Stored data entries
* start *

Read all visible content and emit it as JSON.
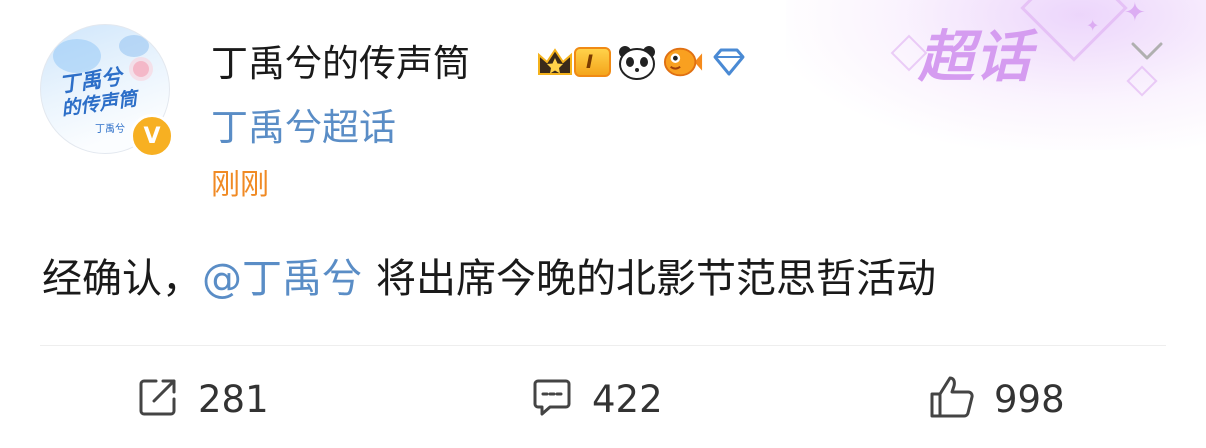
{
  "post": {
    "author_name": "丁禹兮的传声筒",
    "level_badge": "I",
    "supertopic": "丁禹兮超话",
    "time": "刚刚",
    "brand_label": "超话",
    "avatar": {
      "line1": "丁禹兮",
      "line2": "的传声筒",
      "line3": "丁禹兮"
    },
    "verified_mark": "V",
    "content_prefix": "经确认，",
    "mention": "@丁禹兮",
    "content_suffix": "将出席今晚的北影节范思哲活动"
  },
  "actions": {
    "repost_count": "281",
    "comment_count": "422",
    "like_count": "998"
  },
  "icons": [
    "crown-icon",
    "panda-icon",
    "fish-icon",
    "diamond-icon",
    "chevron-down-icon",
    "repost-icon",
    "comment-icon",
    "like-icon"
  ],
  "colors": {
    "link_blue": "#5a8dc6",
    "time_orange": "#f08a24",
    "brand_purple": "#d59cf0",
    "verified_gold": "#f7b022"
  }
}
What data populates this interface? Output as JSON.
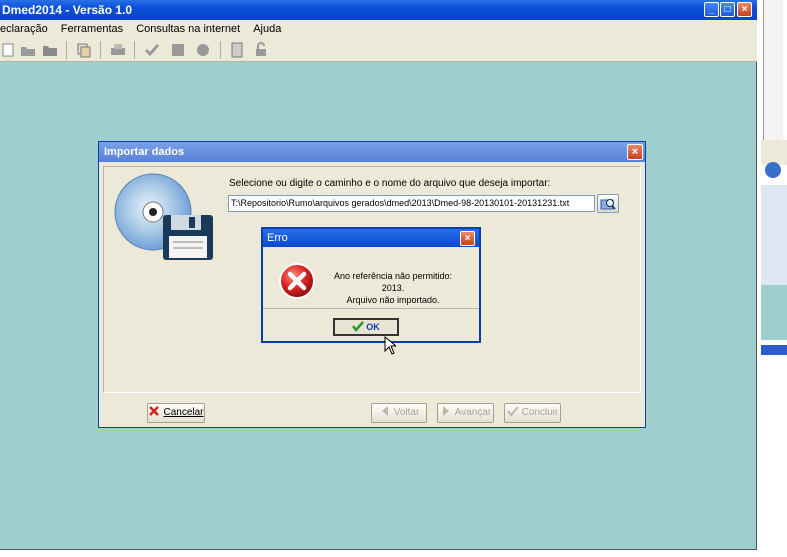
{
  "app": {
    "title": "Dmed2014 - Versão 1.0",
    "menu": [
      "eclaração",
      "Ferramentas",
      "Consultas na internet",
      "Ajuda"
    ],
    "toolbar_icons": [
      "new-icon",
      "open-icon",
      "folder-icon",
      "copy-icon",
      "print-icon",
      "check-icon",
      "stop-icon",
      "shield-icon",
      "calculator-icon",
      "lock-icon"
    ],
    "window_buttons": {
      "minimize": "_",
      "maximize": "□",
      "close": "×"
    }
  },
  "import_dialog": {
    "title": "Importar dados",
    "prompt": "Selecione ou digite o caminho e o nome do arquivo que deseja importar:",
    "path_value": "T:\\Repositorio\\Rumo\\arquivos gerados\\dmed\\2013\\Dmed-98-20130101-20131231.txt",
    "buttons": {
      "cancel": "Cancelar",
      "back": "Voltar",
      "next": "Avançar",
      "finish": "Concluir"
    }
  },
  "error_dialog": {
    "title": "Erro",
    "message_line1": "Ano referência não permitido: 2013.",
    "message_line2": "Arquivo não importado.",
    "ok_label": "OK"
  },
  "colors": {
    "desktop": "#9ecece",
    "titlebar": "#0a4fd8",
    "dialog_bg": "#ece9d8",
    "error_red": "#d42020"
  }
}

* end *
* start *

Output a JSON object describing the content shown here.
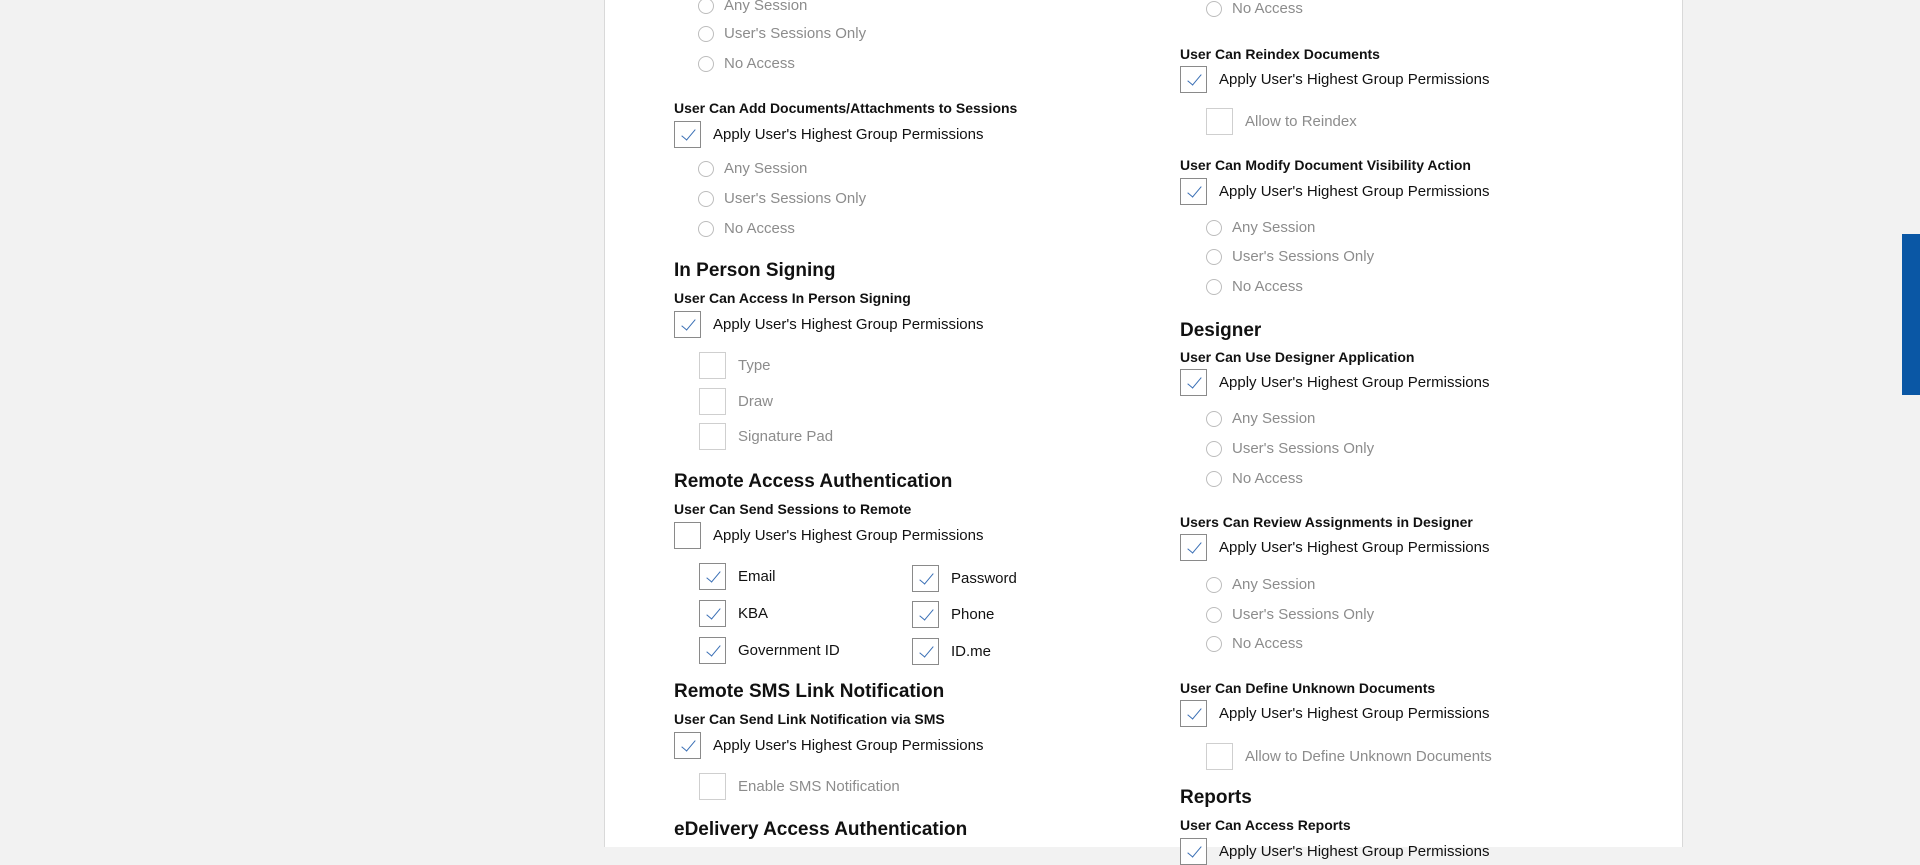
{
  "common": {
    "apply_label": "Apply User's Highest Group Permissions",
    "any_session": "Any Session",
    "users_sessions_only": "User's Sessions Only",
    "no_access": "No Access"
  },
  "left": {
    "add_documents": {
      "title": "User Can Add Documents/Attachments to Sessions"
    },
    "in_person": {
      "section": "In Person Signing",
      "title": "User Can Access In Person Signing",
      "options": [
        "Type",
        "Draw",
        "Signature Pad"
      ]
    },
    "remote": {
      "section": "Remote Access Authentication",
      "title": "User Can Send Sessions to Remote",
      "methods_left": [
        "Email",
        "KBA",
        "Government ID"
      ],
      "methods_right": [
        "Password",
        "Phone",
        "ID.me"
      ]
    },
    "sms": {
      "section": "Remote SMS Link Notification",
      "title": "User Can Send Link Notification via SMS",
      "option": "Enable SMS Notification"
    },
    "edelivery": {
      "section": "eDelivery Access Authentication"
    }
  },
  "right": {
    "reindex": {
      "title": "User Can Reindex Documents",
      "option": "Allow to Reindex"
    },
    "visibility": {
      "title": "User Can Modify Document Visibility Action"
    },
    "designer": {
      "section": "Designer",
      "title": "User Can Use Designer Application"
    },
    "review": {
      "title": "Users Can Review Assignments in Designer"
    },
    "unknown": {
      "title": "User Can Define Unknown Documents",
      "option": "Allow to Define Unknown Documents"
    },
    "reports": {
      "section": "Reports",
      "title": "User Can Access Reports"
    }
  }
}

* end *

* _DO THIS_: Check each line above for "Access" and return the ones that have it.

* _EXERCISE RESULT_:
    "no_access": "No Access"
      "title": "User Can Access In Person Signing",
      "section": "Remote Access Authentication",
      "section": "eDelivery Access Authentication"
      "title": "User Can Access Reports"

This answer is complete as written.